— START —
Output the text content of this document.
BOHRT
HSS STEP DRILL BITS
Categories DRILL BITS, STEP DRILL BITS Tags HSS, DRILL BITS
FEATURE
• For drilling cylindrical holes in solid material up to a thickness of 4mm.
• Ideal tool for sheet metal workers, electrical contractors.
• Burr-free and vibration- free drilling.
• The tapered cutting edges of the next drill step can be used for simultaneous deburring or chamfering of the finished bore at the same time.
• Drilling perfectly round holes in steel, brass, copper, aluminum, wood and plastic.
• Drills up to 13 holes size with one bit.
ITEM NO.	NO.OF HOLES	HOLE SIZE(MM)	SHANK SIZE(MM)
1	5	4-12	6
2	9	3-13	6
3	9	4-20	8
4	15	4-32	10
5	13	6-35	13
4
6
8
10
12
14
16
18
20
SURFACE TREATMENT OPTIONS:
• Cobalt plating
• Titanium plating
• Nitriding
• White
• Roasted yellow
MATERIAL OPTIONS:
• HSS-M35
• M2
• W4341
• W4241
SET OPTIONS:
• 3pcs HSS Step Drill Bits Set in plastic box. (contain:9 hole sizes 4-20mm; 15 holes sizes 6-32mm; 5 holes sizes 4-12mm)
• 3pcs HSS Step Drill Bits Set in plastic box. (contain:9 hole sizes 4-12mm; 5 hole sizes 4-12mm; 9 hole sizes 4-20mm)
— END —
What is asked
Copy every line of the records word for word.

Full output
Output the text content of this document.
BOHRT
HSS STEP DRILL BITS
Categories DRILL BITS, STEP DRILL BITS Tags HSS, DRILL BITS
FEATURE
• For drilling cylindrical holes in solid material up to a thickness of 4mm.
• Ideal tool for sheet metal workers, electrical contractors.
• Burr-free and vibration- free drilling.
• The tapered cutting edges of the next drill step can be used for simultaneous deburring or chamfering of the finished bore at the same time.
• Drilling perfectly round holes in steel, brass, copper, aluminum, wood and plastic.
• Drills up to 13 holes size with one bit.
ITEM NO.	NO.OF HOLES	HOLE SIZE(MM)	SHANK SIZE(MM)
1	5	4-12	6
2	9	3-13	6
3	9	4-20	8
4	15	4-32	10
5	13	6-35	13
4
6
8
10
12
14
16
18
20
SURFACE TREATMENT OPTIONS:
• Cobalt plating
• Titanium plating
• Nitriding
• White
• Roasted yellow
MATERIAL OPTIONS:
• HSS-M35
• M2
• W4341
• W4241
SET OPTIONS:
• 3pcs HSS Step Drill Bits Set in plastic box. (contain:9 hole sizes 4-20mm; 15 holes sizes 6-32mm; 5 holes sizes 4-12mm)
• 3pcs HSS Step Drill Bits Set in plastic box. (contain:9 hole sizes 4-12mm; 5 hole sizes 4-12mm; 9 hole sizes 4-20mm)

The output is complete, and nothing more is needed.